Data entries for graphics
+ + +

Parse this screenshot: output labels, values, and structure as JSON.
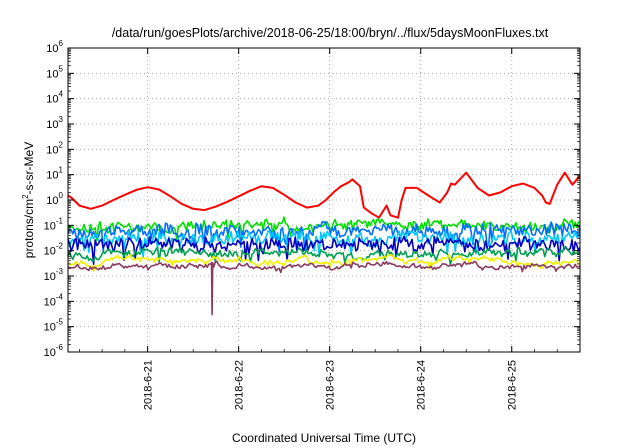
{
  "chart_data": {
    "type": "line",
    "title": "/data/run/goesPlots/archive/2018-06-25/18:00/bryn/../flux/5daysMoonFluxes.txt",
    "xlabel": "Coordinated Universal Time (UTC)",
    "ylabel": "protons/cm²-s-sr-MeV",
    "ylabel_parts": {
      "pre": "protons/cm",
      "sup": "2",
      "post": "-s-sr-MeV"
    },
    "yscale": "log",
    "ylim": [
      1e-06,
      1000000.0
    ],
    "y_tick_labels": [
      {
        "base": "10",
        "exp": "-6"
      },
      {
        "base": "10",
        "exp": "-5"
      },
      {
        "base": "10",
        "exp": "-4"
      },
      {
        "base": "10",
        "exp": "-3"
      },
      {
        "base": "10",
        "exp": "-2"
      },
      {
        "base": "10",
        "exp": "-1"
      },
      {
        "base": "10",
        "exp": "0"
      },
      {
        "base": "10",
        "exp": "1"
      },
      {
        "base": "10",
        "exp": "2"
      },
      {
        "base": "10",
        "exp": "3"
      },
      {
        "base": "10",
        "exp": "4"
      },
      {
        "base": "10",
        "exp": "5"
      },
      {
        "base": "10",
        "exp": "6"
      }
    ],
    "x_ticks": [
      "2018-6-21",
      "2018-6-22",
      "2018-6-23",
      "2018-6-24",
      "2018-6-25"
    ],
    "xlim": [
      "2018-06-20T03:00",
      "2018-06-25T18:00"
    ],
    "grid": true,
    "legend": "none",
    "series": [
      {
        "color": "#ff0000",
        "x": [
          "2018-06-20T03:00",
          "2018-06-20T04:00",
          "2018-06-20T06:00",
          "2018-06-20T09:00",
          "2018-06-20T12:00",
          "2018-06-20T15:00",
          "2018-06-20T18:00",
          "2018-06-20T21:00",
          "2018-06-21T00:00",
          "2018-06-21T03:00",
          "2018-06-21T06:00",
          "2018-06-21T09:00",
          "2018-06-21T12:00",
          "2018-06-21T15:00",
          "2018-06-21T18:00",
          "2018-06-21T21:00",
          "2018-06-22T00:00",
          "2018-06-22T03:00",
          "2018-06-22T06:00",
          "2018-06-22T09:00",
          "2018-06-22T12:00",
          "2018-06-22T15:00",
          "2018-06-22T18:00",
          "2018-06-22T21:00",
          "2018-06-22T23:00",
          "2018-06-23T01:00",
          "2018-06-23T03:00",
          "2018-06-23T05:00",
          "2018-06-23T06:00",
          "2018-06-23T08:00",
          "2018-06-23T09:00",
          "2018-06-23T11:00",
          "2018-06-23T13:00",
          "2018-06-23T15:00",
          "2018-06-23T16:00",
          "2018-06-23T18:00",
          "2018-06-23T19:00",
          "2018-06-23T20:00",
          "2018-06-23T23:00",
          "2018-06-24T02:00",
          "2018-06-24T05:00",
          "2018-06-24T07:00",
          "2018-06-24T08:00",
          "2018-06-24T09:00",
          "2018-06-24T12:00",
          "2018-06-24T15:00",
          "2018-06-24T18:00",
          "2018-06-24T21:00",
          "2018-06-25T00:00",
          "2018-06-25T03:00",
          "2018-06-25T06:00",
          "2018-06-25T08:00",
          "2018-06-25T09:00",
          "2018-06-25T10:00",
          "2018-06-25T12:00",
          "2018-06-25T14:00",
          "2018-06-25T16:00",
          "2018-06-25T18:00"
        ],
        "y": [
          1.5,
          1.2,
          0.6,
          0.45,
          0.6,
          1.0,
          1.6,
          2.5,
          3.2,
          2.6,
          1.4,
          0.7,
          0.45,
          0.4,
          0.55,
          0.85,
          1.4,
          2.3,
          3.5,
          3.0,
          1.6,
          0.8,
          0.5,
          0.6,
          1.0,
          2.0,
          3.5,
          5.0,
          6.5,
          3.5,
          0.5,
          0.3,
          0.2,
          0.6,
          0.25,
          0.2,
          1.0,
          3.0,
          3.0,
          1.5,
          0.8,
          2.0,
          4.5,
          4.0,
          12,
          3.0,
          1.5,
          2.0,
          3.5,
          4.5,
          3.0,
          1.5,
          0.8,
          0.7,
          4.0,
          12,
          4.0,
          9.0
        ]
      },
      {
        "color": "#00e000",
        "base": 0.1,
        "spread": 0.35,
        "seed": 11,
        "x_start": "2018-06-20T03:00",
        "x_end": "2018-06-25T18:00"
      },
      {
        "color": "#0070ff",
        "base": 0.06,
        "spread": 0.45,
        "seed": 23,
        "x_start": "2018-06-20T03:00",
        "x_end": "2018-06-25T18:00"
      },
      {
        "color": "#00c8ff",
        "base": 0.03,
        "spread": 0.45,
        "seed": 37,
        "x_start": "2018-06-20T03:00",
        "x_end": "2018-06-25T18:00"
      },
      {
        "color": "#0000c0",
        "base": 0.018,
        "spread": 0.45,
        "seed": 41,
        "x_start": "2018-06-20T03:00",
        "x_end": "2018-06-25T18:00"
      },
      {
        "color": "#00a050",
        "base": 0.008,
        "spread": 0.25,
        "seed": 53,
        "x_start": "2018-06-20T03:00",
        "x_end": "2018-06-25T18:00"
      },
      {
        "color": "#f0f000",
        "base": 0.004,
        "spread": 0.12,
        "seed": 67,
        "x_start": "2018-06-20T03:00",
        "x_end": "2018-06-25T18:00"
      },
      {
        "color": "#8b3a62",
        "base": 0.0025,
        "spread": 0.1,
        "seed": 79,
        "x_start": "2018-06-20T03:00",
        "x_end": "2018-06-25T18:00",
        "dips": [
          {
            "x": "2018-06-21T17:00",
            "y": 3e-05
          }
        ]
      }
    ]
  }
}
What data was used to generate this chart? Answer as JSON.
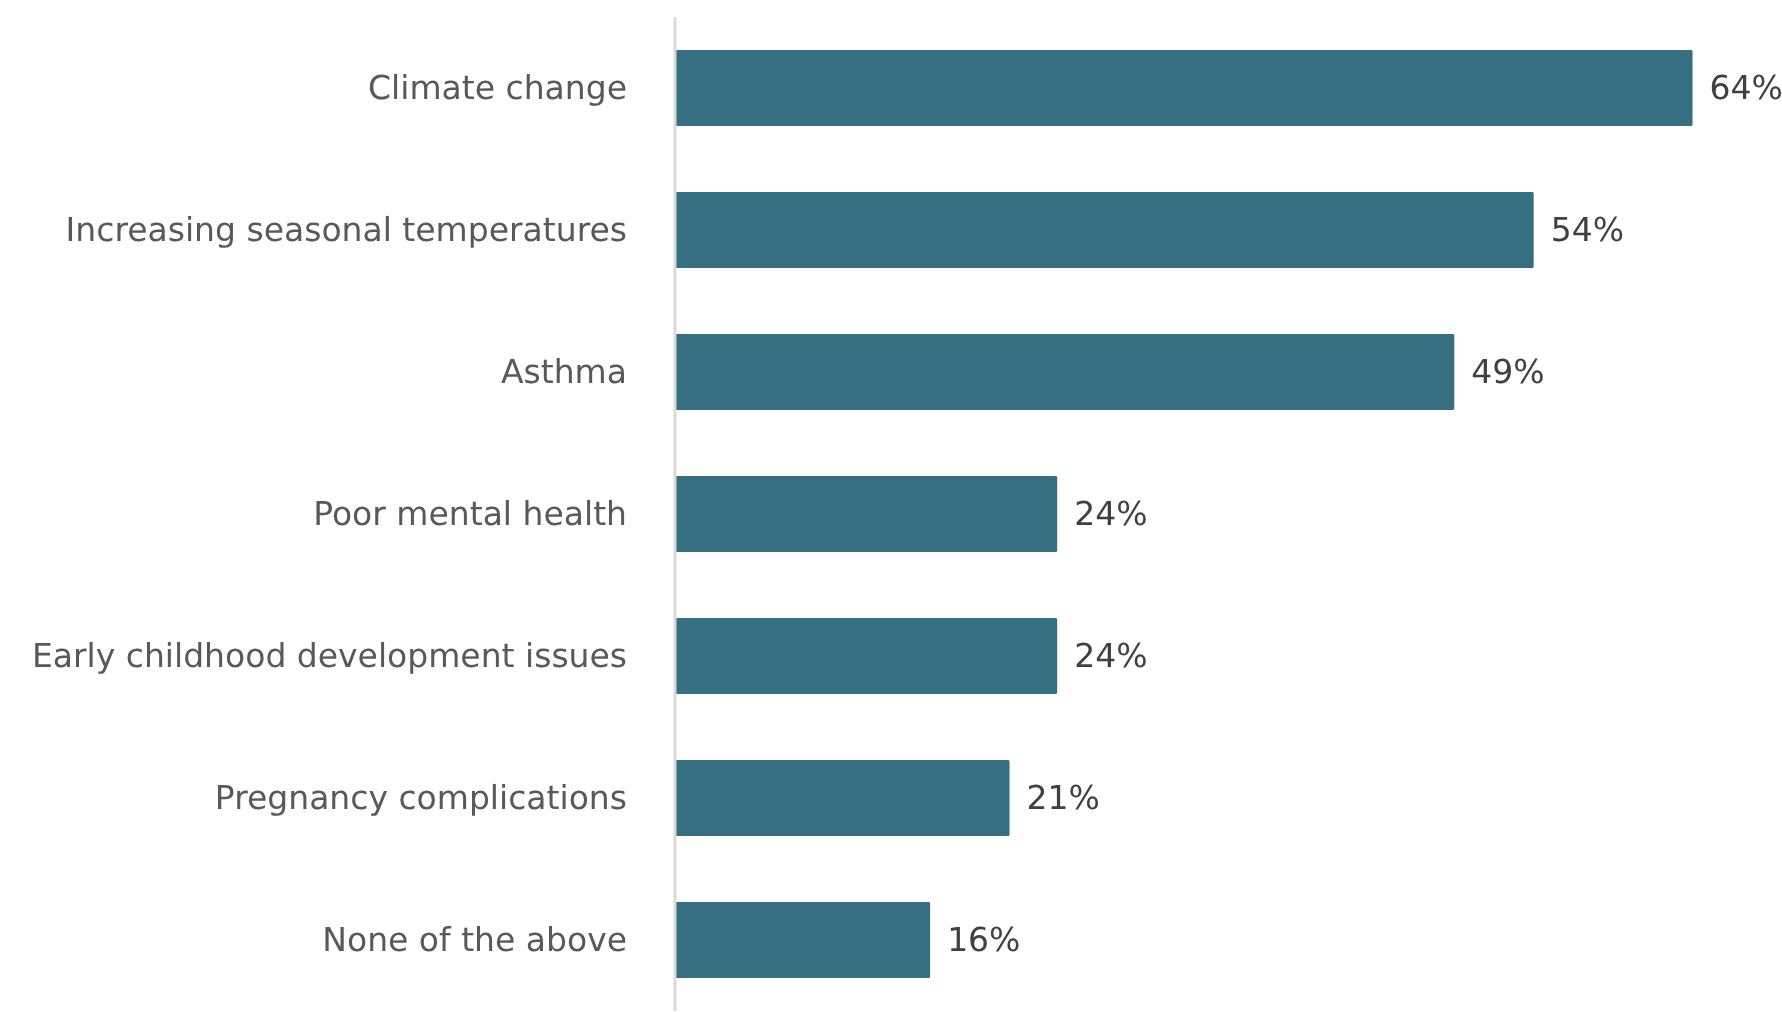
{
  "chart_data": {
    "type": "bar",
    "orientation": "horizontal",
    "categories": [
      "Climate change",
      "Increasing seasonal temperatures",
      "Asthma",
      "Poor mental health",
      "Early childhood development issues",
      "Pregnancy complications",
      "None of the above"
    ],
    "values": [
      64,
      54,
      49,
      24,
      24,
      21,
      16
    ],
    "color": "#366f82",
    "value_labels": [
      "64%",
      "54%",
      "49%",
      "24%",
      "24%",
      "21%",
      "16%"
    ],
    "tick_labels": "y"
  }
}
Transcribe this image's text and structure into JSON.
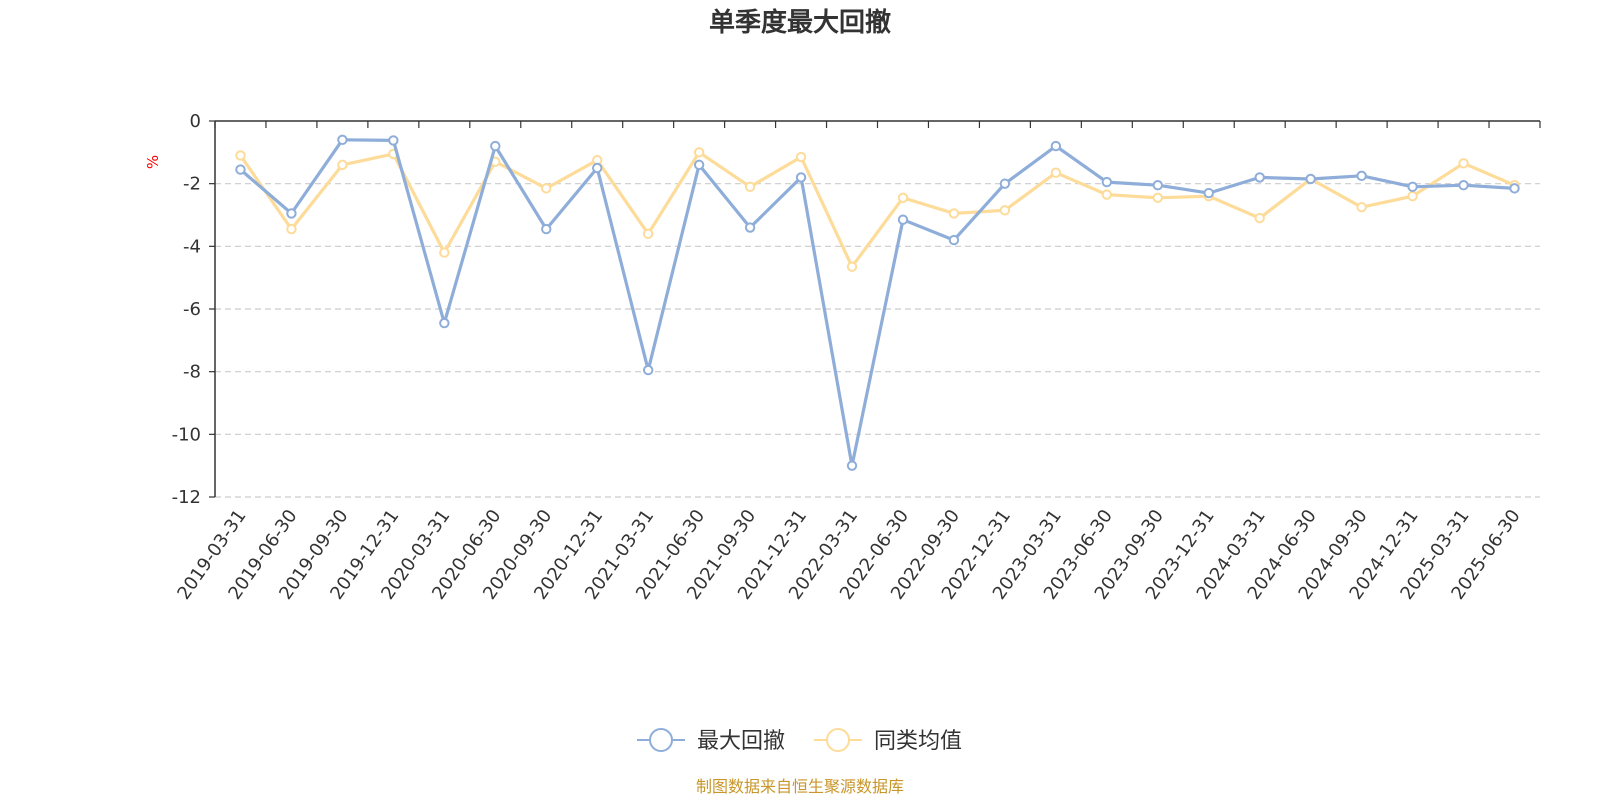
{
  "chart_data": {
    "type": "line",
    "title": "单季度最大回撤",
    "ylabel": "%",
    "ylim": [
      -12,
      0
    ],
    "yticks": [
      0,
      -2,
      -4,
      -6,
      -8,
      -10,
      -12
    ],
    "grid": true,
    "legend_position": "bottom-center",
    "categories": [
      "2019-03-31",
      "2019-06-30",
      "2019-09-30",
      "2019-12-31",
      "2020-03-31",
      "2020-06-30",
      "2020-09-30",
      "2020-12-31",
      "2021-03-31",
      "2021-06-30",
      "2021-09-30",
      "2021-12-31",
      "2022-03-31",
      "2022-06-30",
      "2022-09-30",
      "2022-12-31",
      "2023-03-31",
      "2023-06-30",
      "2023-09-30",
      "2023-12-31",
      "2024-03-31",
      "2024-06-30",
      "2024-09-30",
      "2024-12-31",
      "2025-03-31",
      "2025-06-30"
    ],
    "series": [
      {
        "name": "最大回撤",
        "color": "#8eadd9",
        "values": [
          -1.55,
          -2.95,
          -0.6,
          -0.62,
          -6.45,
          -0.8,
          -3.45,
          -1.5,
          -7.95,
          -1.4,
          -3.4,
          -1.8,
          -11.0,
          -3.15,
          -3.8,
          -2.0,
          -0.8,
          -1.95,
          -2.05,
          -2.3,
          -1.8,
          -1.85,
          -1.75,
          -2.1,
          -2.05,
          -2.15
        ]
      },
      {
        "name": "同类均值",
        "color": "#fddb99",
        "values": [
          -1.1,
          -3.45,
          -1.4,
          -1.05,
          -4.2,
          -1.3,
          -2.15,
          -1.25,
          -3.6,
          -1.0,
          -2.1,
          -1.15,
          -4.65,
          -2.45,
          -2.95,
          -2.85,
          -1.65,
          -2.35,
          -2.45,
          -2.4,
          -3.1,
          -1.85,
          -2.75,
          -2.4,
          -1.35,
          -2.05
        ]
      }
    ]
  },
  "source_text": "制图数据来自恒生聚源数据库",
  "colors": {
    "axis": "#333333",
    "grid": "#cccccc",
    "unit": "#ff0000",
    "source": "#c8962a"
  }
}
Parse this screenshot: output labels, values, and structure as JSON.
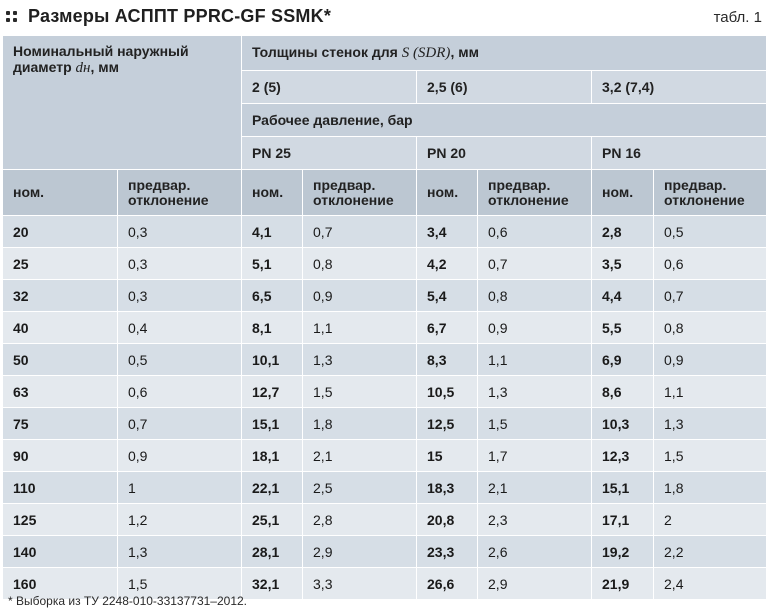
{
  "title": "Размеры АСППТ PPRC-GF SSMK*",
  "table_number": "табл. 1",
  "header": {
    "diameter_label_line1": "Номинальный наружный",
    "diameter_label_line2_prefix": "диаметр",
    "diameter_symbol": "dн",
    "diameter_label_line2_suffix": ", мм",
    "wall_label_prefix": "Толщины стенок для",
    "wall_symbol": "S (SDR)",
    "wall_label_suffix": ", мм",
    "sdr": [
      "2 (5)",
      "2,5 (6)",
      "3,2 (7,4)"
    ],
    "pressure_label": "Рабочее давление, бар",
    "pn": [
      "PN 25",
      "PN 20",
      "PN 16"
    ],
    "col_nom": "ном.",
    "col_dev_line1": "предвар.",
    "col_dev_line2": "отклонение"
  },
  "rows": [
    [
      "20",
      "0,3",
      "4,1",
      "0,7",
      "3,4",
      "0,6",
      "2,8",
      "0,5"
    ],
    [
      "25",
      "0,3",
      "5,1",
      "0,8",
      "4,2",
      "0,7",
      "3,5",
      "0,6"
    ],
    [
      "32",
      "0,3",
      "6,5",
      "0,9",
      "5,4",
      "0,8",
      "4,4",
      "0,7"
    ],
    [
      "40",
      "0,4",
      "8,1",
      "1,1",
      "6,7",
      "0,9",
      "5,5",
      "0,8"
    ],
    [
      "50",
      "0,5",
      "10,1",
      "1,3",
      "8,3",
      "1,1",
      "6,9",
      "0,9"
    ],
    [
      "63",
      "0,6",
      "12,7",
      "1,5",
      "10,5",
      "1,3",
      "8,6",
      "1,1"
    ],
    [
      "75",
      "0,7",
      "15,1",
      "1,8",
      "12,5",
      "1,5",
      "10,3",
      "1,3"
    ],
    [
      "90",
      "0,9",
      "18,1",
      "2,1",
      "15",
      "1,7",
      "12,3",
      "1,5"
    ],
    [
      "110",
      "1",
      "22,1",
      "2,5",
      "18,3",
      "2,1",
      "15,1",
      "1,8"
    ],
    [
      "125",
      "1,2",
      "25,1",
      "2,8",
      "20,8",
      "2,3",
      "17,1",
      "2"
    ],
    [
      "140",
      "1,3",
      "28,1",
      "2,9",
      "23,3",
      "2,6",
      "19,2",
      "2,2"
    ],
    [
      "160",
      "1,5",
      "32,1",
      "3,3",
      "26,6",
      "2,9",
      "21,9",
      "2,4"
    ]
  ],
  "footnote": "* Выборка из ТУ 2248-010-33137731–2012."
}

+ + +

## What is required
Show every line in the entries where the string "spread" occurs.

## Solution for this exercise
        "spread": 0.35,
        "spread": 0.45,
        "spread": 0.45,
        "spread": 0.45,
        "spread": 0.25,
        "spread": 0.12,
        "spread": 0.1,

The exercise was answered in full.